* **EXTRACT TO READ**
________________

No project description provided

Project description

gaia python client

running

To connect to a running Gaia instance, find the host and do the following:

import gaia
config = {
    'gaia_host': '10.138.0.21:24442',
    'kafka_host': '10.138.0.2:9092'}
flow = gaia.Gaia(config)

Now that we have a reference to the client, there are several methods we can call.

command - see what commands are available and add new commands
merge - update or add new processes into the given namespace
trigger - recompute dependencies and launch outstanding processes in a namespace
halt - stop a running namespace
status - find out all information about a given namespace
expire - recompute a given key (process or data) and all of its dependent processes

All of these methods are relative to a given namespace (root) except for command, which operates globally to all namespaces.

To just get something going, run the workflow in WCM:

wcm = gaia.load_yaml('../../resources/test/wcm/wcm.processes.yaml')
flow.merge('wcm', wcm)

You will also need to launch some sisyphus workers. To do that:

flow.launch('worker-a')

Launch more if you want : ) Give each a unique key. They will deallocate after 5 minutes of inactivity.

Once your workflow is running, you can listen to the logs as they appear:

flow.listen()

command

Commands are the base level operations that can be run, and generally map on to command line programs invoked from a given docker container. Once defined, a command can be invoked any number of times with a new set of vars, inputs and outputs.

If you call this method with an empty array, it will return all commands currently registered in the system.

flow.command([])
# [{'key': 'ls', 'image': 'ubuntu', ...}, ...]

All commands are in the Gaia command format and contain the following keys:

key - name of command
image - docker image containing command
command - array containing elements of command to be run
inputs - map of keys to local paths in the docker image where input files will be placed
outputs - map of keys to local paths where output files are expected to appear once the command has been run
vars - map of keys to string variables that will be provided on invocation

They may also have an optional stdout key which specifies what path to place stdout output (so that stdout can be used as one of the outputs of the command).

If this method is called with an array populated with command entries it will merge this set of commands into the global set and update any commands that may already be present, triggering the recomputation of any processes that refer to the updated command.

merge

Once some commands exist in the system you can start merging in processes in order to trigger computation. Every process refers to a command registered in the system, and defines the relevant vars, inputs and outputs to pass to the command. Inputs and outputs refer to paths in the data store, while vars are strings that are passed directly as values and can be spliced into various parts of the invocation.

________________

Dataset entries
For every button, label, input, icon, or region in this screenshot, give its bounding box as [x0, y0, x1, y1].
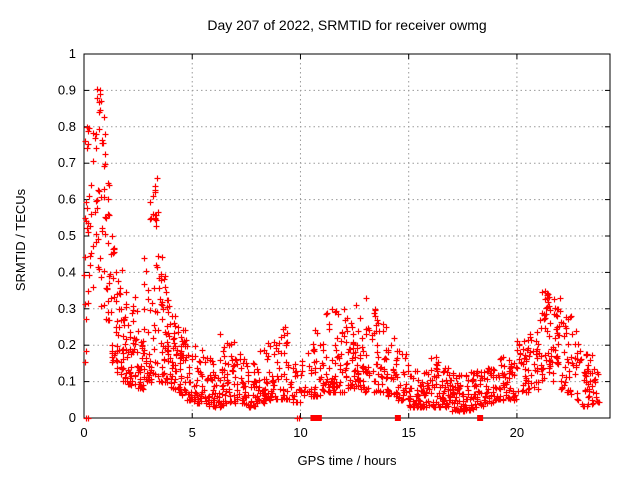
y-tick-label: 0.2 [58, 337, 76, 352]
y-tick-label: 0.5 [58, 228, 76, 243]
x-tick-label: 20 [510, 425, 524, 440]
x-tick-label: 5 [189, 425, 196, 440]
y-tick-label: 0.7 [58, 155, 76, 170]
scatter-plus-markers [81, 86, 603, 422]
y-tick-label: 0.9 [58, 82, 76, 97]
gap-square-markers [310, 415, 484, 421]
x-tick-label: 10 [293, 425, 307, 440]
y-tick-label: 0.3 [58, 301, 76, 316]
y-tick-label: 1 [69, 46, 76, 61]
tick-labels: 0 5 10 15 20 0 0.1 0.2 0.3 0.4 0.5 0.6 0.7 0.8 0.9 1 [58, 46, 524, 440]
x-axis-label: GPS time / hours [298, 453, 397, 468]
gap-square-marker [477, 415, 484, 421]
y-tick-label: 0 [69, 410, 76, 425]
gap-square-marker [394, 415, 401, 421]
y-axis-label: SRMTID / TECUs [13, 188, 28, 291]
y-tick-label: 0.6 [58, 192, 76, 207]
y-tick-label: 0.8 [58, 119, 76, 134]
gap-square-marker [315, 415, 322, 421]
axis-ticks [83, 53, 610, 419]
y-tick-label: 0.1 [58, 374, 76, 389]
x-tick-label: 15 [401, 425, 415, 440]
y-tick-label: 0.4 [58, 264, 76, 279]
scatter-points [81, 86, 603, 422]
chart-title: Day 207 of 2022, SRMTID for receiver owm… [207, 17, 486, 33]
gap-square-marker [310, 415, 317, 421]
x-tick-label: 0 [80, 425, 87, 440]
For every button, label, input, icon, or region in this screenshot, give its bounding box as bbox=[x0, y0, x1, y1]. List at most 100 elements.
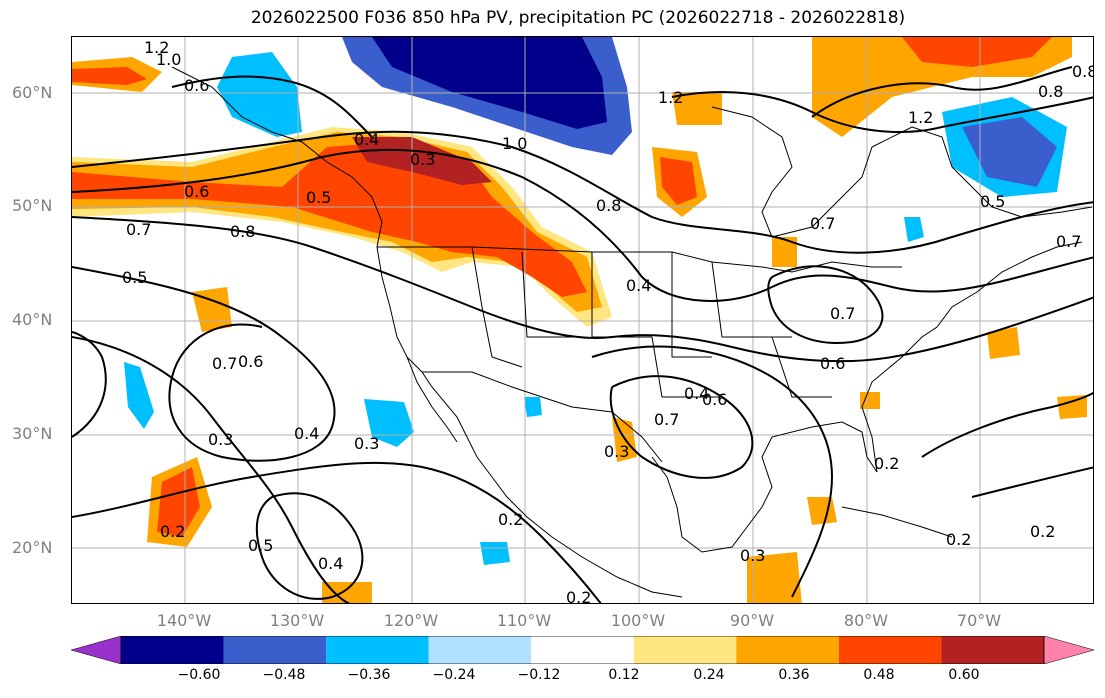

________________

* **OBJECTIVE 1**
Using the Gaia client description, decide whether each statement agrees with it: (a) a command may carry an optional stdout key; (b) sisyphus workers deallocate after 10 minutes of inactivity; (c) the command method operates relative to a given namespace. Answer yes or no for each and quote the words that decide it.
* **OBJECTIVE 2**
Print the stretch of the listing from its start through the line containing "x-tick-label: 10 [293, 425, 307, 440]", with both ends included and the pictures left out.

* **WRITTEN SOLUTION 1**
(a) Yes: "They may also have an optional stdout key which specifies what path to place stdout output"
(b) No: "They will deallocate after 5 minutes of inactivity."
(c) No: "except for command, which operates globally to all namespaces."

* **WRITTEN SOLUTION 2**
For every button, label, input, icon, or region in this screenshot, give its bounding box as [x0, y0, x1, y1].
y-tick-label: 0.2 [58, 337, 76, 352]
y-tick-label: 0.5 [58, 228, 76, 243]
x-tick-label: 20 [510, 425, 524, 440]
x-tick-label: 5 [189, 425, 196, 440]
y-tick-label: 0.7 [58, 155, 76, 170]
scatter-plus-markers [81, 86, 603, 422]
y-tick-label: 0.9 [58, 82, 76, 97]
gap-square-markers [310, 415, 484, 421]
x-tick-label: 10 [293, 425, 307, 440]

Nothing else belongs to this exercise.